**PROBLEM DETAILS:** Answer with nothing but a number: how many lines include the word "deposit"?

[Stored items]

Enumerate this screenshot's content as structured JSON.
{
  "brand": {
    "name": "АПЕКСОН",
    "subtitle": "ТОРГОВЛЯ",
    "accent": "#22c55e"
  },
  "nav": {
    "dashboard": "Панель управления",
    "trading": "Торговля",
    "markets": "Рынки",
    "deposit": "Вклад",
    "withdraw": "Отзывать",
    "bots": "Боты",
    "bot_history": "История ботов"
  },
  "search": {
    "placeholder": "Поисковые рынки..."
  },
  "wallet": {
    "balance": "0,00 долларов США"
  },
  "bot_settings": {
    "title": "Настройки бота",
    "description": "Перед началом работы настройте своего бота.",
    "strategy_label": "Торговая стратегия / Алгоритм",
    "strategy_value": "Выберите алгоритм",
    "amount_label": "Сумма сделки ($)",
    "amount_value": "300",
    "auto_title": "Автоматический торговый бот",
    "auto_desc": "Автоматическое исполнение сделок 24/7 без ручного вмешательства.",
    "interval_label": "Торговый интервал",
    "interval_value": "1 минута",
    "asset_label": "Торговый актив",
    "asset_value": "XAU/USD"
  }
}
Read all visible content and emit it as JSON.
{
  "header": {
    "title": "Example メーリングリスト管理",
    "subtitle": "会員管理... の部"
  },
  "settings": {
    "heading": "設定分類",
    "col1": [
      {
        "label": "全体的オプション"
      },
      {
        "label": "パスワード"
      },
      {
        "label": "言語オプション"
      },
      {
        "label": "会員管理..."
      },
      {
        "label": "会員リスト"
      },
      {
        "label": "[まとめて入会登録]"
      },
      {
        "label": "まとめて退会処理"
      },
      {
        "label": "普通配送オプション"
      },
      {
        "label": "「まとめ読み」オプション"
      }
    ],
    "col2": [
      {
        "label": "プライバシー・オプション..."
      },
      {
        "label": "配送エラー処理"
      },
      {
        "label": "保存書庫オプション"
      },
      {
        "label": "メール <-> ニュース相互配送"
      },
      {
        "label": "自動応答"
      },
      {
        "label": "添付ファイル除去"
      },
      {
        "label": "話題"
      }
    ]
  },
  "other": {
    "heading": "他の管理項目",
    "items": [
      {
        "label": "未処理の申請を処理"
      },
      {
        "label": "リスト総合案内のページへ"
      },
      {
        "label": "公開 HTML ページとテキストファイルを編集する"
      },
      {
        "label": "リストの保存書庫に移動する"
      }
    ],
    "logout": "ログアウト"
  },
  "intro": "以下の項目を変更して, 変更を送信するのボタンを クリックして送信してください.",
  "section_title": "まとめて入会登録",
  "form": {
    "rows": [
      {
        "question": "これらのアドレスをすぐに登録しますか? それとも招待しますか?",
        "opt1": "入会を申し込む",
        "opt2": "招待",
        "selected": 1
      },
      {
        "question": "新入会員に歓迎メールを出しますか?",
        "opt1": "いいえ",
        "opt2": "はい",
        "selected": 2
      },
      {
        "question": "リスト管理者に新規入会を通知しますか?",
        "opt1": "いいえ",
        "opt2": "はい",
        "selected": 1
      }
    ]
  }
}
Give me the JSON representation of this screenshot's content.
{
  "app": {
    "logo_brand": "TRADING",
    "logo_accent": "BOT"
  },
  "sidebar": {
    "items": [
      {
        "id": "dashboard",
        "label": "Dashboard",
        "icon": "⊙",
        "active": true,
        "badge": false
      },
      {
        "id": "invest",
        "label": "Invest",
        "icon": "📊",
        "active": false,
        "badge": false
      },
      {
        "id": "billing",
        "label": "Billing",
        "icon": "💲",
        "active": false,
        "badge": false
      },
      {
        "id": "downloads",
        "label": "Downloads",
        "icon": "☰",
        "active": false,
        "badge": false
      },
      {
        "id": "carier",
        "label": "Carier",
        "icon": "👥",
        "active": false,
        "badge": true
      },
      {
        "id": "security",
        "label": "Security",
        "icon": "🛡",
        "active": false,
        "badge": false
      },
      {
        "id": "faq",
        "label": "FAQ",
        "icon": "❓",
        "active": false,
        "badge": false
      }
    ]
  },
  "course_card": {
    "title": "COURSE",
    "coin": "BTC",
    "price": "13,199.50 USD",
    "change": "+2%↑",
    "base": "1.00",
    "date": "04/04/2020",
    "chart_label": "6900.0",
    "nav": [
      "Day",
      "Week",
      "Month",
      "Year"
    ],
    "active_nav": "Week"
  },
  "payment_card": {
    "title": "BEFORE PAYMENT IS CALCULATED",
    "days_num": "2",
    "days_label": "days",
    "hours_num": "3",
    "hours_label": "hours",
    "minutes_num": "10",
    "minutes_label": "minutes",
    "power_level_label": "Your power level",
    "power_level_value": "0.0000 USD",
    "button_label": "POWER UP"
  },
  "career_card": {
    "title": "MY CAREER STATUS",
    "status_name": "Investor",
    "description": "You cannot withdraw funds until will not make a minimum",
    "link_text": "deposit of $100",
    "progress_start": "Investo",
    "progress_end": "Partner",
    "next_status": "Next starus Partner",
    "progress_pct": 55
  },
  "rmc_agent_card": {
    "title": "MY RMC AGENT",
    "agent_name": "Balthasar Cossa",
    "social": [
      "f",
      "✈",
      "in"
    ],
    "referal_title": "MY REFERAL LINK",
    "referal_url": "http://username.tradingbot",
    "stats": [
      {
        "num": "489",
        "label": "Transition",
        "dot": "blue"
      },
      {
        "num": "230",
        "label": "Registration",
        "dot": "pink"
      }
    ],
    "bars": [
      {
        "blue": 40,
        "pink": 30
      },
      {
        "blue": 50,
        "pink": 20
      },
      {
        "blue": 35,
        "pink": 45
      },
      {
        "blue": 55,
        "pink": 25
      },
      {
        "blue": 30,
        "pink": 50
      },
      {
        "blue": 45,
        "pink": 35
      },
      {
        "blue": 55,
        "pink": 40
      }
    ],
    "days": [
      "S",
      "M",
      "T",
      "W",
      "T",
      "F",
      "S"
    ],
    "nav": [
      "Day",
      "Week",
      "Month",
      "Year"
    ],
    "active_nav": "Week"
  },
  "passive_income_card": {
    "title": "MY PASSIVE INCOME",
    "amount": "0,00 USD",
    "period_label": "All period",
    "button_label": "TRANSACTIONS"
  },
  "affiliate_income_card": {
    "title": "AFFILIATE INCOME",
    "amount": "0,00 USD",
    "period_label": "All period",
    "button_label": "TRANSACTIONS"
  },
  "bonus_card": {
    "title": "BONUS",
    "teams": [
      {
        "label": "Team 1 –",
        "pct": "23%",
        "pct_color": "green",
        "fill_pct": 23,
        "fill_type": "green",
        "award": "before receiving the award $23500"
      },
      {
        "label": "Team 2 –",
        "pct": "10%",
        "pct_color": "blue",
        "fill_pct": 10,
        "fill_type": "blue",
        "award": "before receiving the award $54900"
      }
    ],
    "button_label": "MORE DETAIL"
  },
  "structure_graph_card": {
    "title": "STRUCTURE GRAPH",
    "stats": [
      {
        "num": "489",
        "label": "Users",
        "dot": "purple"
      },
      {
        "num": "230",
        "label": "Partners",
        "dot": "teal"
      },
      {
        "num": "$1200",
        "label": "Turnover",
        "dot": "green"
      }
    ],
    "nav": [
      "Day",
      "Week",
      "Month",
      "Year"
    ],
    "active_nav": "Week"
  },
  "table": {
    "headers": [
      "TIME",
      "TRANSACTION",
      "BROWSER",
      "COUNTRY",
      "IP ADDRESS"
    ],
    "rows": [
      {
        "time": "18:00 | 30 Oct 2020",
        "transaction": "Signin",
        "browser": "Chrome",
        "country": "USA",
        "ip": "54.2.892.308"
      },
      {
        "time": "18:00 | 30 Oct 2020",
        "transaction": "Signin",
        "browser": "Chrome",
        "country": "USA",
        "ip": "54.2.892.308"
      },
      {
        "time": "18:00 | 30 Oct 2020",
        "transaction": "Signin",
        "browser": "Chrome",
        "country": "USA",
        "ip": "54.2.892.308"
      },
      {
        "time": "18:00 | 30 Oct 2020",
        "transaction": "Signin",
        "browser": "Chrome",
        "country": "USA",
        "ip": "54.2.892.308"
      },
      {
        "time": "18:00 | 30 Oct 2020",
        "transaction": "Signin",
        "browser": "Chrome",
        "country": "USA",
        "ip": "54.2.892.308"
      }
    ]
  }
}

**WORKED SOLUTION:** 2